◆ TEXT SEGMENT
+--
On Friday, former Senator Zell Miller, a Georgia Democrat, passed away at 89, surrounded by friends and family.
Miller had a long political career. He served in the Georgia State Senate and had two unsuccessful primary bids for the U.S. House of Representatives. He would serve four terms as lieutenant governor, making him the longest-serving LG in Georgia state history. Miller made an unsuccessful primary challenge to Senator Herman Talmadge in 1980, before being elected governor of Georgia in 1990; he would serve two terms. In 1984, he served as Georgia state chairman for the Mondale presidential campaign. After a period out of public life, Miller was appointed to the U.S. Senate in July 2000 to serve out the term of Republican Senator Paul Coverdell following his death. Miller would win a special election for that seat that November.
In 1991, Miller endorsed fellow southern governor Bill Clinton for president of the United States, and delivered the keynote address at the 1992 Democratic National Convention in Madison Square Garden. But, it’s because of his speech fourteen years later, also at Madison Square Garden, at the Republican National Convention, that I’m writing about him today.
Miller may have been a lifelong Democrat, but he often supported Republicans over members of his own party. He supported the Bush tax cuts, and despite having been a supporter of abortion rights as governor, he was a pro-life senator. He endorsed George W. Bush for reelection in 2004 and was chosen as the keynote speaker for the Republican convention. “I’ll be a Democrat ’til the day I die,” he said in response to criticism from fellow Democrats of his endorsement of George W. Bush for reelection to the presidency. “If they want to call me a leper or a traitor, that’s OK with me.” Miller had been unsure of whether he should give the speech, but his speech, delivered at Madison Square Garden on September 1, 2004, was certainly his most significant and memorable moment on the national stage. In his speech, he told the story of Wendell Willkie, the Republican presidential nominee in 1940. Miller credited Wilkie for giving President Roosevelt “the critical support he needed for a peacetime draft, an unpopular idea at the time.” Wilkie, Miller noted, “made it clear that he would rather lose the election than make national security a partisan campaign issue.”
+--
◆ GIVEN DATA
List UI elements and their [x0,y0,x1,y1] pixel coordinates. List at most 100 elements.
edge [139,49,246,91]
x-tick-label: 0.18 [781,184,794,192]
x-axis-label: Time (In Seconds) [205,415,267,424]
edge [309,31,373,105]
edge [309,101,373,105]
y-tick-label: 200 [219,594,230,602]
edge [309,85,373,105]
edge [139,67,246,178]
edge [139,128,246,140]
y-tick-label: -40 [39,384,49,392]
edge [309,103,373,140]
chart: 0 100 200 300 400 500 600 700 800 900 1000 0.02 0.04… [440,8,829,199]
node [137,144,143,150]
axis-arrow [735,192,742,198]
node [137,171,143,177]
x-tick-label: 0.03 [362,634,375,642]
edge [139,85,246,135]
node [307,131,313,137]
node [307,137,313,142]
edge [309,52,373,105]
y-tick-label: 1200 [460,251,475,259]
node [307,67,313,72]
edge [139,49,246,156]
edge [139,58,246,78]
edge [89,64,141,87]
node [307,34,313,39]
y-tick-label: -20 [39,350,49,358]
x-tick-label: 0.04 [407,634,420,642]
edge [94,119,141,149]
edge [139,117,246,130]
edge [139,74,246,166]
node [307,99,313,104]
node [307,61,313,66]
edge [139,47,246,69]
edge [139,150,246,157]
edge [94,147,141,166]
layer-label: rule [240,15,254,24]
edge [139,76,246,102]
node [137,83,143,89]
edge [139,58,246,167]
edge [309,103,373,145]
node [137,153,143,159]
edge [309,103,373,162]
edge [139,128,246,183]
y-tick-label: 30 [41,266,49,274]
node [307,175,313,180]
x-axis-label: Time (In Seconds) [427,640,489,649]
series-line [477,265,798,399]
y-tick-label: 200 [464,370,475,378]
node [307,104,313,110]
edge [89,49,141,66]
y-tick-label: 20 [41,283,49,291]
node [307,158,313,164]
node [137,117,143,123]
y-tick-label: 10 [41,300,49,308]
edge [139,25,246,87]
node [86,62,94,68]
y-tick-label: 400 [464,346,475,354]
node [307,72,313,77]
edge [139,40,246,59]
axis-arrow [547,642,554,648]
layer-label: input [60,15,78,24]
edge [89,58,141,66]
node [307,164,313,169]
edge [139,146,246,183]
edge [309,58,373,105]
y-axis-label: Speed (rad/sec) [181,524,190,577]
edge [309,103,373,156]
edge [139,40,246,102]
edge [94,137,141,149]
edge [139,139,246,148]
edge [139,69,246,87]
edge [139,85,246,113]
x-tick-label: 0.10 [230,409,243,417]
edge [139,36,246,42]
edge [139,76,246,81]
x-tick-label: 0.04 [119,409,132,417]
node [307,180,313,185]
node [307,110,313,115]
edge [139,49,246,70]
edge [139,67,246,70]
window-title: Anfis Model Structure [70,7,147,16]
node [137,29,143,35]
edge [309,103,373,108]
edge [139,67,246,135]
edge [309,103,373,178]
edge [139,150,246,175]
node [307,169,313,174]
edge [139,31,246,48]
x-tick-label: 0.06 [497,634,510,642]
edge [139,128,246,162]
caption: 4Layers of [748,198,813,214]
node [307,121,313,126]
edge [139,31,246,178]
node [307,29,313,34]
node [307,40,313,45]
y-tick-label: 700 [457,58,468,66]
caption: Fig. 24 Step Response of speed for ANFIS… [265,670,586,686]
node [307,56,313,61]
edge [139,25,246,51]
+--
◆ WORK INSTRUCTIONS
[1] Answer these about the piece on Zell Miller:
(a) How old was Miller when he died?
(b) In what year was he elected governor of Georgia?
(c) On what date did he deliver his speech at Madison Square Garden for the Republican convention?
[2] Which four-digit years are mentioned in the piece on Zell Miller? List each one once.
[3] Reproduce the part of the piece on Zell Miller from "In 1991, Miller" up to and including "about him today.".
The entries play no part here.

◆ OUTPUTS
[1]
(a) 89
(b) 1990
(c) September 1, 2004

[2] 1980, 1990, 1984, 2000, 1991, 1992, 2004, 1940

[3]
In 1991, Miller endorsed fellow southern governor Bill Clinton for president of the United States, and delivered the keynote address at the 1992 Democratic National Convention in Madison Square Garden. But, it’s because of his speech fourteen years later, also at Madison Square Garden, at the Republican National Convention, that I’m writing about him today.